[Part of a data file]
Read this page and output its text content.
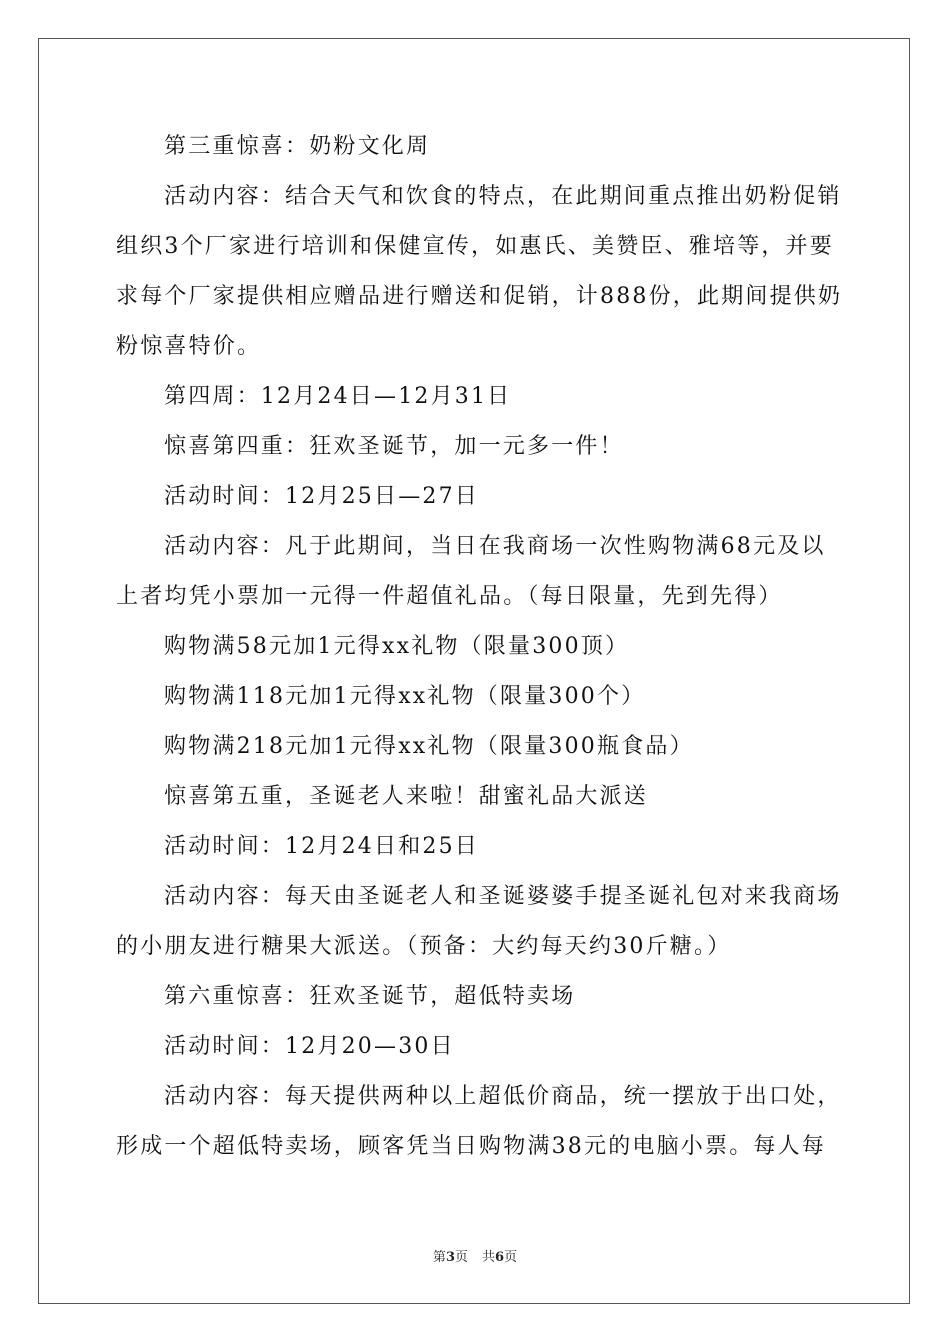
第三重惊喜：奶粉文化周
活动内容：结合天气和饮食的特点，在此期间重点推出奶粉促销
组织3个厂家进行培训和保健宣传，如惠氏、美赞臣、雅培等，并要
求每个厂家提供相应赠品进行赠送和促销，计888份，此期间提供奶
粉惊喜特价。
第四周：12月24日—12月31日
惊喜第四重：狂欢圣诞节，加一元多一件！
活动时间：12月25日—27日
活动内容：凡于此期间，当日在我商场一次性购物满68元及以
上者均凭小票加一元得一件超值礼品。（每日限量，先到先得）
购物满58元加1元得xx礼物（限量300顶）
购物满118元加1元得xx礼物（限量300个）
购物满218元加1元得xx礼物（限量300瓶食品）
惊喜第五重，圣诞老人来啦！甜蜜礼品大派送
活动时间：12月24日和25日
活动内容：每天由圣诞老人和圣诞婆婆手提圣诞礼包对来我商场
的小朋友进行糖果大派送。（预备：大约每天约30斤糖。）
第六重惊喜：狂欢圣诞节，超低特卖场
活动时间：12月20—30日
活动内容：每天提供两种以上超低价商品，统一摆放于出口处，
形成一个超低特卖场，顾客凭当日购物满38元的电脑小票。每人每
第3页 共6页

> **STATED PROBLEM**
Out of the material above, select every line that holds the string "活动时间".

> **FULL ANSWER**
活动时间：12月25日—27日
活动时间：12月24日和25日
活动时间：12月20—30日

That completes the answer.